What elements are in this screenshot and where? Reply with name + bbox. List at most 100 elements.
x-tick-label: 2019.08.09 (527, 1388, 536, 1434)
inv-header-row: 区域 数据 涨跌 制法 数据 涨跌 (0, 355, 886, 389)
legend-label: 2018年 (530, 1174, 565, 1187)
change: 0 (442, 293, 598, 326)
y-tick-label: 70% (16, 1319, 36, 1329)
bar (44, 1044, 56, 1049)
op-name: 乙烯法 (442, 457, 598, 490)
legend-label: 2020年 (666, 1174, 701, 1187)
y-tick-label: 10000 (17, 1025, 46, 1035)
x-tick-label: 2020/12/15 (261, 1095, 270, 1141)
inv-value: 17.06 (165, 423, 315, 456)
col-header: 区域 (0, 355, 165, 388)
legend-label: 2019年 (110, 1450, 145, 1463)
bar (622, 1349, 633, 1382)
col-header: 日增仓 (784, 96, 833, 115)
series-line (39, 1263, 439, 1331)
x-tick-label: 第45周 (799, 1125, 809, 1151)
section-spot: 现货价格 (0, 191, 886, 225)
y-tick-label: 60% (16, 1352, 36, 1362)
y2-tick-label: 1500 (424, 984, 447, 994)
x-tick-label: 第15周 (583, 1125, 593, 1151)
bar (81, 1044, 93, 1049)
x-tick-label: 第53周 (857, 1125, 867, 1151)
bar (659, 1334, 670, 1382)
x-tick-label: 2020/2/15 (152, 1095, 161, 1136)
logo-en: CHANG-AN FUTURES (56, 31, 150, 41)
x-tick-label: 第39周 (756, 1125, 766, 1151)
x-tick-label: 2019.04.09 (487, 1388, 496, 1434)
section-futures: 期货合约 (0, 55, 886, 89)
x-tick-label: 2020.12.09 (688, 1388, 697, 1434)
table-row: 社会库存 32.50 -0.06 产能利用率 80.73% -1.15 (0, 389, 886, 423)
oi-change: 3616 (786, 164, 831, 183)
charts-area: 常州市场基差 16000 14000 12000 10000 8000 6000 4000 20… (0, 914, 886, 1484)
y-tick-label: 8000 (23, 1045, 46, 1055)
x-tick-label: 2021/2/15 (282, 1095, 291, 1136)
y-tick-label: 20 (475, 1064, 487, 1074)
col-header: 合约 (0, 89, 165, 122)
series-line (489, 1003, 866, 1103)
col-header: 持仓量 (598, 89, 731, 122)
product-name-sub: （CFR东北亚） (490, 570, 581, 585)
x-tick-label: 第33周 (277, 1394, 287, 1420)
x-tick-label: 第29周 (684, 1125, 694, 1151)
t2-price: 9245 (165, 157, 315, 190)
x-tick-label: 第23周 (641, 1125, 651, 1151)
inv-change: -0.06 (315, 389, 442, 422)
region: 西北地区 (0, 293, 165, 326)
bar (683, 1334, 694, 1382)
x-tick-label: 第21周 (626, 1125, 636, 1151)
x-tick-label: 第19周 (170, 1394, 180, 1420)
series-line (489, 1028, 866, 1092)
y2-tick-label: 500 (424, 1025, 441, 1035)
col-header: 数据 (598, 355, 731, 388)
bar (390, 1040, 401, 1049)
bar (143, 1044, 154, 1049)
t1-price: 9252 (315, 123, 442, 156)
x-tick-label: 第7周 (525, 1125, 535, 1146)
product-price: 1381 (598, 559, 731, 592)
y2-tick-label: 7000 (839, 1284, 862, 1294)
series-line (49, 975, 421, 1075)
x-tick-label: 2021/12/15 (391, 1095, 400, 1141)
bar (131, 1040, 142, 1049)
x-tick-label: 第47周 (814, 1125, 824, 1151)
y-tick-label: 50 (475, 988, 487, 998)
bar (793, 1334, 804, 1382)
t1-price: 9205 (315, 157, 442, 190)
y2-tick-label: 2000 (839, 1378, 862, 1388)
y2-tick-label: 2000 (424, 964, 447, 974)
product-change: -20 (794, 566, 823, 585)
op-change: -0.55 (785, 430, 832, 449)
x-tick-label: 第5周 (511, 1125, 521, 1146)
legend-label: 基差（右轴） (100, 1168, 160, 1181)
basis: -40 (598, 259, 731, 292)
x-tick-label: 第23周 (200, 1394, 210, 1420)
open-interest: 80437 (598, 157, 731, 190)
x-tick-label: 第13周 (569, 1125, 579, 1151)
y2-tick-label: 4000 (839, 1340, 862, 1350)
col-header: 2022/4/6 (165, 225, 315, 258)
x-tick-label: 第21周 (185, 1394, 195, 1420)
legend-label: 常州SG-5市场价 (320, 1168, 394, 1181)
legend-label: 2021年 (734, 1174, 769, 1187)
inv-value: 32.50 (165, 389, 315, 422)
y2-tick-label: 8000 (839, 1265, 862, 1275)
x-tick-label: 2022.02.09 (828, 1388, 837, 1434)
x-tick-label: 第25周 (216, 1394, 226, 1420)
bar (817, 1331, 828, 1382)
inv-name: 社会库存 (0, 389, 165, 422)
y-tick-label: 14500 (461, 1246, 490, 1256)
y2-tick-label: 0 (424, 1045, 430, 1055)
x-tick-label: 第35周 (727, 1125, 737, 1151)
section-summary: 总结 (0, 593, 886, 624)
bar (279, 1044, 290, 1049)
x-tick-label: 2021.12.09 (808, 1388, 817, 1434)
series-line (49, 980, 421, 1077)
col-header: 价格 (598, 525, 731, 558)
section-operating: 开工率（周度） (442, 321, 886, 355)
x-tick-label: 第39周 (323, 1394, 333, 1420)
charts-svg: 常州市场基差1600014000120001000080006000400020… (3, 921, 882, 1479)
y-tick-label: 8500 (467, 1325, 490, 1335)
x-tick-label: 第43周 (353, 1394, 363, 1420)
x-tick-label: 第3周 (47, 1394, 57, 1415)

• [Problem statement] Arrange the lines of the entries above as a numbered list, starting at the first line and ending at the line that contains "col-header: 区域 (0, 355, 165, 388)", and leave out any blank lines.

• [The output]
1. What elements are in this screenshot and where? Reply with name + bbox. List at most 100 elements.
2. x-tick-label: 2019.08.09 (527, 1388, 536, 1434)
3. inv-header-row: 区域 数据 涨跌 制法 数据 涨跌 (0, 355, 886, 389)
4. legend-label: 2018年 (530, 1174, 565, 1187)
5. change: 0 (442, 293, 598, 326)
6. y-tick-label: 70% (16, 1319, 36, 1329)
7. bar (44, 1044, 56, 1049)
8. op-name: 乙烯法 (442, 457, 598, 490)
9. legend-label: 2020年 (666, 1174, 701, 1187)
10. y-tick-label: 10000 (17, 1025, 46, 1035)
11. x-tick-label: 2020/12/15 (261, 1095, 270, 1141)
12. inv-value: 17.06 (165, 423, 315, 456)
13. col-header: 区域 (0, 355, 165, 388)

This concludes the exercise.